- _Task description_: Check each statement against the wrestling article below and answer yes or no, quoting the words from the article that decide it. 1. The event took place at Nelson Pioneer Farm. 2. Fox performs in the midwest one night a week. 3. Storm was 23 or 24 when his wrestling career began.

- _Page text_:

Indie Wrestler With Local Ties To Be Honored

Tony Storm after winning the CEW Championship Belt.

Tony Storm after winning the CEW Championship Belt.

Oskaloosa, Iowa – The dust is beginning to settle from Central Empire Wrestling’s event this past weekend at Nelson Pioneer Farm.

The main event between Tony Storm and Rory Fox was certainly the highlight for many fans in attendance.

Both professionals arrived in the ring from different paths. Fox gained notoriety on MTV’s True Life as he pursued his dream to become a professional wrestler.

 

Fox now travels the midwest bringing his bad boy persona to life several nights a week.

Storm has his wrestling connection grounded in Oskaloosa, but he’s since flourished in other areas in the southeastern part of the country.

“I never intended for this to happen. I never intended for the whole professional wrestler, on the road every weekend, taking calls from other states, getting emails from other promotions all the way across the country,” said Storm. “I was 23 or 24 when this whole thing started and what happened was I was already in a position where most people consider starting their real life. I had a full-time job, I just finished my bachelor’s degree, and I was working on my masters, but I had a colleague, an acquaintance at the time, who then became a really good friend.

- _Data extract_:
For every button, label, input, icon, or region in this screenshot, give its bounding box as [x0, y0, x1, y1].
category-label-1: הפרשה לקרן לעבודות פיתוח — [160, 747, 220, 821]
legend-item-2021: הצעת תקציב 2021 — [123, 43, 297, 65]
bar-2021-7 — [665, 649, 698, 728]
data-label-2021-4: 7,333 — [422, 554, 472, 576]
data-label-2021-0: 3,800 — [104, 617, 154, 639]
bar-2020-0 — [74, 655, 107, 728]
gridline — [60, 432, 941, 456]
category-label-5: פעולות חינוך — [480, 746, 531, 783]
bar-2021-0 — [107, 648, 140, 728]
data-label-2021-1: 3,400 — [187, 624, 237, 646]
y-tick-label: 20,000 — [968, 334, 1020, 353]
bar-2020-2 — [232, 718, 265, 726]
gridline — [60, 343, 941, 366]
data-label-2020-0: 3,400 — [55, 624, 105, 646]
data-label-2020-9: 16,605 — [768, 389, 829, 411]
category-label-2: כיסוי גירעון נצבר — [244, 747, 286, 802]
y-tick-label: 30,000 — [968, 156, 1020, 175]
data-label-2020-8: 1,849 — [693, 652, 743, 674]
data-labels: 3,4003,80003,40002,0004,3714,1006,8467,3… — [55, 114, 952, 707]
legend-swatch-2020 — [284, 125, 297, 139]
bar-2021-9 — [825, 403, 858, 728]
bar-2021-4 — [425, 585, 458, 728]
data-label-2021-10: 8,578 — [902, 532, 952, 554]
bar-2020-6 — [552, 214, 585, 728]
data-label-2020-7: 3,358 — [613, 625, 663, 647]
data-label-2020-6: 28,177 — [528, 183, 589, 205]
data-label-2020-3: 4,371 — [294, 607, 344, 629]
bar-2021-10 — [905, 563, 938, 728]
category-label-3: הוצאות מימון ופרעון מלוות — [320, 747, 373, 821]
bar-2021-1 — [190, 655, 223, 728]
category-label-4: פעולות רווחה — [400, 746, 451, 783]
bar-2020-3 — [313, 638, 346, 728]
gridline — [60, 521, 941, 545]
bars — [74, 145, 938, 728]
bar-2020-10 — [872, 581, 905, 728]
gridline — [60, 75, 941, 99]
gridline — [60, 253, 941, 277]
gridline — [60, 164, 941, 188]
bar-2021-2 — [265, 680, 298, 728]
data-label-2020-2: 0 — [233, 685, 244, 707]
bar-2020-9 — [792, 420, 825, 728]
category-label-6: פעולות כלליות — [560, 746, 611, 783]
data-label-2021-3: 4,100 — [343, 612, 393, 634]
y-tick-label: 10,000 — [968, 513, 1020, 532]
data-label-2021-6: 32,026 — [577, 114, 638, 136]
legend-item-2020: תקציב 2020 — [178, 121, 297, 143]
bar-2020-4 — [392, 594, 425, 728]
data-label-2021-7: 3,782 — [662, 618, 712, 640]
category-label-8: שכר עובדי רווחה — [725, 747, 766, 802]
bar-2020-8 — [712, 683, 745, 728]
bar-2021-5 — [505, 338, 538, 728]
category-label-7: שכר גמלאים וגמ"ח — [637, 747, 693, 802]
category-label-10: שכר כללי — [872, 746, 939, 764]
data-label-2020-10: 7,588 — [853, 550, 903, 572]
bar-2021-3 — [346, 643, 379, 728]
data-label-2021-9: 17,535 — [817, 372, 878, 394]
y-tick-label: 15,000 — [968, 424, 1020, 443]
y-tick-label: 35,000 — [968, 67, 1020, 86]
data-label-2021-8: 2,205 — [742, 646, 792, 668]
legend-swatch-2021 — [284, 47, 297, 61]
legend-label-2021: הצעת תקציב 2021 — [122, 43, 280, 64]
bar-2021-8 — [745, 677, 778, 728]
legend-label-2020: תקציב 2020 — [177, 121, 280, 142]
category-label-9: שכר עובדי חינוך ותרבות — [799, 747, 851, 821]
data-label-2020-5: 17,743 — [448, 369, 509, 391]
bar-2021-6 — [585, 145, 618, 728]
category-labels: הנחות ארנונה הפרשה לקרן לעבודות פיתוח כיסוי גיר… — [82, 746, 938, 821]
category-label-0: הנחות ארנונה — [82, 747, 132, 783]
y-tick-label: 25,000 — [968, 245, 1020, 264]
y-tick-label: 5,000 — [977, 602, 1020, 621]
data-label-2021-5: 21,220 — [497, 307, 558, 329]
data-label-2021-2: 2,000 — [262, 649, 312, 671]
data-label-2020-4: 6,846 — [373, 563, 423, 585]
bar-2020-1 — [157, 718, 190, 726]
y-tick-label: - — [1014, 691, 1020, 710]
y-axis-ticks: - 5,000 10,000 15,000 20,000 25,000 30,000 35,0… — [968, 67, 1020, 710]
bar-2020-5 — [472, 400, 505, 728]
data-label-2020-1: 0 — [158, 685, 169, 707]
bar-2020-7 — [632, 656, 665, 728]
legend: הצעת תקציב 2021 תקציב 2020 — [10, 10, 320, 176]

- _Worked solution_:
1. Yes: "Central Empire Wrestling’s event this past weekend at Nelson Pioneer Farm"
2. No: "bringing his bad boy persona to life several nights a week"
3. Yes: "I was 23 or 24 when this whole thing started"